Excerpts from a figure dataset
※ ※ ※

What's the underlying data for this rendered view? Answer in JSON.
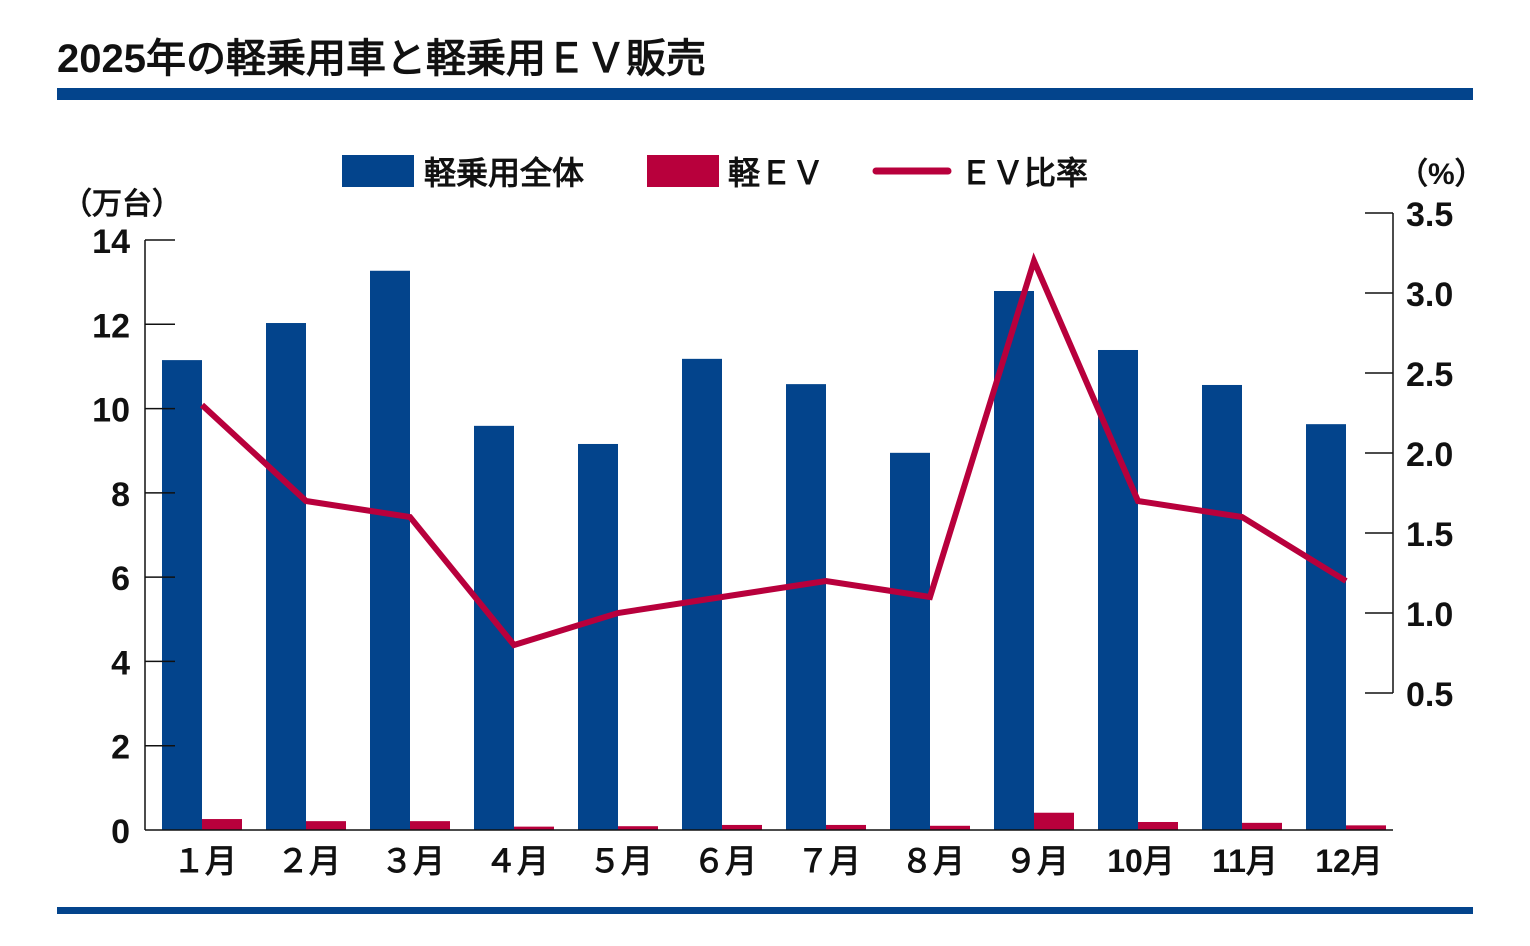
{
  "colors": {
    "total": "#03448c",
    "ev": "#b8003c",
    "ratio": "#b8003c",
    "rule": "#03448c"
  },
  "chart_data": {
    "type": "bar",
    "title": "2025年の軽乗用車と軽乗用ＥＶ販売",
    "categories": [
      "１月",
      "２月",
      "３月",
      "４月",
      "５月",
      "６月",
      "７月",
      "８月",
      "９月",
      "10月",
      "11月",
      "12月"
    ],
    "left_axis": {
      "label": "（万台）",
      "range": [
        0,
        14
      ],
      "ticks": [
        "0",
        "2",
        "4",
        "6",
        "8",
        "10",
        "12",
        "14"
      ]
    },
    "right_axis": {
      "label": "（%）",
      "range": [
        0.5,
        3.5
      ],
      "ticks": [
        "0.5",
        "1.0",
        "1.5",
        "2.0",
        "2.5",
        "3.0",
        "3.5"
      ]
    },
    "legend": [
      "軽乗用全体",
      "軽ＥＶ",
      "ＥＶ比率"
    ],
    "legend_position": "top",
    "series": [
      {
        "name": "軽乗用全体",
        "type": "bar",
        "axis": "left",
        "values": [
          11.15,
          12.03,
          13.27,
          9.59,
          9.16,
          11.18,
          10.58,
          8.95,
          12.79,
          11.39,
          10.56,
          9.63
        ]
      },
      {
        "name": "軽ＥＶ",
        "type": "bar",
        "axis": "left",
        "values": [
          0.26,
          0.21,
          0.21,
          0.08,
          0.09,
          0.12,
          0.12,
          0.1,
          0.41,
          0.19,
          0.17,
          0.11
        ]
      },
      {
        "name": "ＥＶ比率",
        "type": "line",
        "axis": "right",
        "values": [
          2.3,
          1.7,
          1.6,
          0.8,
          1.0,
          1.1,
          1.2,
          1.1,
          3.2,
          1.7,
          1.6,
          1.2
        ]
      }
    ]
  }
}
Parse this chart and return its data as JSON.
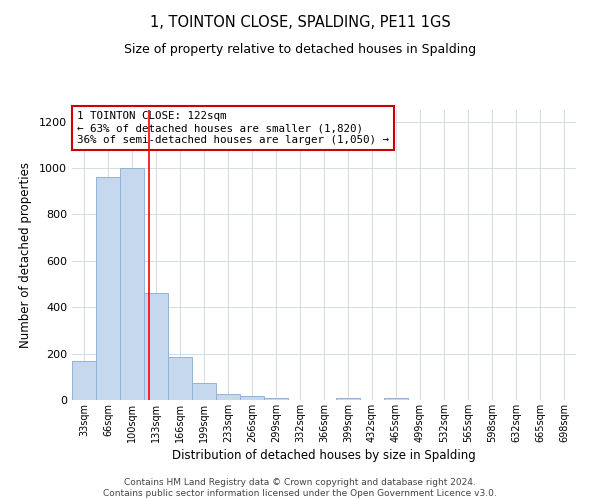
{
  "title": "1, TOINTON CLOSE, SPALDING, PE11 1GS",
  "subtitle": "Size of property relative to detached houses in Spalding",
  "xlabel": "Distribution of detached houses by size in Spalding",
  "ylabel": "Number of detached properties",
  "bar_labels": [
    "33sqm",
    "66sqm",
    "100sqm",
    "133sqm",
    "166sqm",
    "199sqm",
    "233sqm",
    "266sqm",
    "299sqm",
    "332sqm",
    "366sqm",
    "399sqm",
    "432sqm",
    "465sqm",
    "499sqm",
    "532sqm",
    "565sqm",
    "598sqm",
    "632sqm",
    "665sqm",
    "698sqm"
  ],
  "bar_values": [
    170,
    960,
    1000,
    460,
    185,
    75,
    25,
    18,
    10,
    0,
    0,
    10,
    0,
    10,
    0,
    0,
    0,
    0,
    0,
    0,
    0
  ],
  "bar_color": "#c5d8ed",
  "bar_edge_color": "#92b4d4",
  "grid_color": "#d0dde8",
  "background_color": "#ffffff",
  "vline_color": "red",
  "vline_position": 2.7,
  "ylim": [
    0,
    1250
  ],
  "yticks": [
    0,
    200,
    400,
    600,
    800,
    1000,
    1200
  ],
  "annotation_title": "1 TOINTON CLOSE: 122sqm",
  "annotation_line1": "← 63% of detached houses are smaller (1,820)",
  "annotation_line2": "36% of semi-detached houses are larger (1,050) →",
  "annotation_box_color": "#ffffff",
  "annotation_box_edge": "#cc0000",
  "footer_line1": "Contains HM Land Registry data © Crown copyright and database right 2024.",
  "footer_line2": "Contains public sector information licensed under the Open Government Licence v3.0."
}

※ ※ ※

Pictures stay out; reproduce every line of the records exactly.

What's the underlying data for this rendered view? Answer in JSON.
{
  "colors": {
    "total": "#03448c",
    "ev": "#b8003c",
    "ratio": "#b8003c",
    "rule": "#03448c"
  },
  "chart_data": {
    "type": "bar",
    "title": "2025年の軽乗用車と軽乗用ＥＶ販売",
    "categories": [
      "１月",
      "２月",
      "３月",
      "４月",
      "５月",
      "６月",
      "７月",
      "８月",
      "９月",
      "10月",
      "11月",
      "12月"
    ],
    "left_axis": {
      "label": "（万台）",
      "range": [
        0,
        14
      ],
      "ticks": [
        "0",
        "2",
        "4",
        "6",
        "8",
        "10",
        "12",
        "14"
      ]
    },
    "right_axis": {
      "label": "（%）",
      "range": [
        0.5,
        3.5
      ],
      "ticks": [
        "0.5",
        "1.0",
        "1.5",
        "2.0",
        "2.5",
        "3.0",
        "3.5"
      ]
    },
    "legend": [
      "軽乗用全体",
      "軽ＥＶ",
      "ＥＶ比率"
    ],
    "legend_position": "top",
    "series": [
      {
        "name": "軽乗用全体",
        "type": "bar",
        "axis": "left",
        "values": [
          11.15,
          12.03,
          13.27,
          9.59,
          9.16,
          11.18,
          10.58,
          8.95,
          12.79,
          11.39,
          10.56,
          9.63
        ]
      },
      {
        "name": "軽ＥＶ",
        "type": "bar",
        "axis": "left",
        "values": [
          0.26,
          0.21,
          0.21,
          0.08,
          0.09,
          0.12,
          0.12,
          0.1,
          0.41,
          0.19,
          0.17,
          0.11
        ]
      },
      {
        "name": "ＥＶ比率",
        "type": "line",
        "axis": "right",
        "values": [
          2.3,
          1.7,
          1.6,
          0.8,
          1.0,
          1.1,
          1.2,
          1.1,
          3.2,
          1.7,
          1.6,
          1.2
        ]
      }
    ]
  }
}
Parse this chart and return its data as JSON.
{
  "title": "1, TOINTON CLOSE, SPALDING, PE11 1GS",
  "subtitle": "Size of property relative to detached houses in Spalding",
  "xlabel": "Distribution of detached houses by size in Spalding",
  "ylabel": "Number of detached properties",
  "bar_labels": [
    "33sqm",
    "66sqm",
    "100sqm",
    "133sqm",
    "166sqm",
    "199sqm",
    "233sqm",
    "266sqm",
    "299sqm",
    "332sqm",
    "366sqm",
    "399sqm",
    "432sqm",
    "465sqm",
    "499sqm",
    "532sqm",
    "565sqm",
    "598sqm",
    "632sqm",
    "665sqm",
    "698sqm"
  ],
  "bar_values": [
    170,
    960,
    1000,
    460,
    185,
    75,
    25,
    18,
    10,
    0,
    0,
    10,
    0,
    10,
    0,
    0,
    0,
    0,
    0,
    0,
    0
  ],
  "bar_color": "#c5d8ed",
  "bar_edge_color": "#92b4d4",
  "grid_color": "#d0dde8",
  "background_color": "#ffffff",
  "vline_color": "red",
  "vline_position": 2.7,
  "ylim": [
    0,
    1250
  ],
  "yticks": [
    0,
    200,
    400,
    600,
    800,
    1000,
    1200
  ],
  "annotation_title": "1 TOINTON CLOSE: 122sqm",
  "annotation_line1": "← 63% of detached houses are smaller (1,820)",
  "annotation_line2": "36% of semi-detached houses are larger (1,050) →",
  "annotation_box_color": "#ffffff",
  "annotation_box_edge": "#cc0000",
  "footer_line1": "Contains HM Land Registry data © Crown copyright and database right 2024.",
  "footer_line2": "Contains public sector information licensed under the Open Government Licence v3.0."
}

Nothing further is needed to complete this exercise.